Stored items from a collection

-- begin --

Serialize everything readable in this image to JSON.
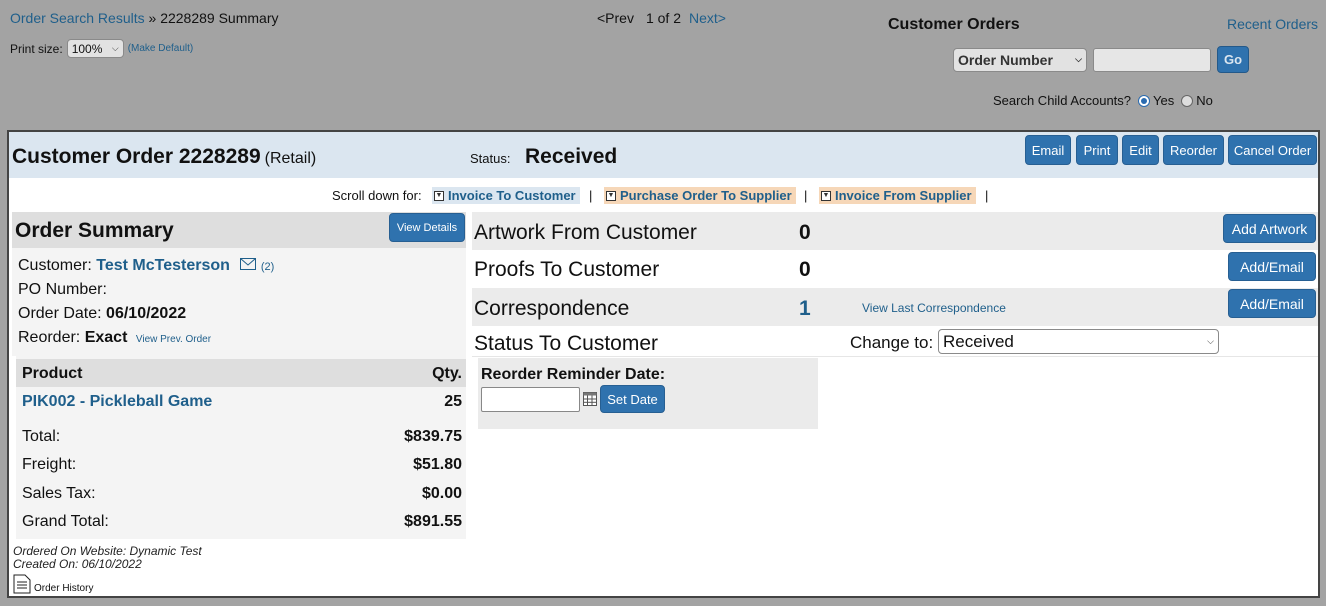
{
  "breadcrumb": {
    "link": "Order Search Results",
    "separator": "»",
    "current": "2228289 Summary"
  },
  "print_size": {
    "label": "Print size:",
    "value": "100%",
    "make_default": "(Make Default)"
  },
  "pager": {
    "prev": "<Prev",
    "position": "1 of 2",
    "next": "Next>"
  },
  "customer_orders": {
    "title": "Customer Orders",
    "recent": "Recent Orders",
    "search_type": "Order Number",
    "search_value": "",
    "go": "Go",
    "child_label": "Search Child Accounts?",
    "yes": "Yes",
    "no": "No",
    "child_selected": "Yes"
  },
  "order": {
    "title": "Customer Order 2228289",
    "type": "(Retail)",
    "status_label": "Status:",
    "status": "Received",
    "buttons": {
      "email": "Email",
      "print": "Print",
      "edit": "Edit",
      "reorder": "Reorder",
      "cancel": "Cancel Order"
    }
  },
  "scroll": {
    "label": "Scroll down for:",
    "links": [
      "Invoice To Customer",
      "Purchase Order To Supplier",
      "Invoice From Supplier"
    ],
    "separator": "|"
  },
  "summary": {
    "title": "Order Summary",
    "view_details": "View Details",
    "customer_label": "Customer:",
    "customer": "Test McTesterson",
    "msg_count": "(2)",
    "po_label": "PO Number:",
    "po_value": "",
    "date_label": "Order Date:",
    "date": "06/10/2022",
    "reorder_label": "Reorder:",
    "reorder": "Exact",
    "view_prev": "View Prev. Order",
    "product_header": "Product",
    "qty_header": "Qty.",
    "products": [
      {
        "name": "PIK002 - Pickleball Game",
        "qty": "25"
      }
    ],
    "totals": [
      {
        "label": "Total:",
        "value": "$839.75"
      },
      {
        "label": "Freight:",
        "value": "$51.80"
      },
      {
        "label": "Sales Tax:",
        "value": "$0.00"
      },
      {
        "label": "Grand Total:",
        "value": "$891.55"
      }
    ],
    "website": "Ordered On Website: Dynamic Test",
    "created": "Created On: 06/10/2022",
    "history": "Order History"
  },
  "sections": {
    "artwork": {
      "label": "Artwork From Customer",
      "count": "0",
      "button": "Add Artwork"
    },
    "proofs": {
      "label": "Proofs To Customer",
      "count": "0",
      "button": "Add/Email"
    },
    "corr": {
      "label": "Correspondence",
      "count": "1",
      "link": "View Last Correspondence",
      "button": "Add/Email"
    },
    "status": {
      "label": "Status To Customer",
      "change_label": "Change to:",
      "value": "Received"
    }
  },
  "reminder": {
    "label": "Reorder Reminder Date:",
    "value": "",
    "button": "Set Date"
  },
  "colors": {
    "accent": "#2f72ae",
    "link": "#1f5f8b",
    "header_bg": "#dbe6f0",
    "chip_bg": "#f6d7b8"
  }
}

-- end --

--- DIRECTIVE ---
Show the lines from the data above that contain the string "Number".

--- OUTPUT BELOW ---
    "search_type": "Order Number",
    "po_label": "PO Number:",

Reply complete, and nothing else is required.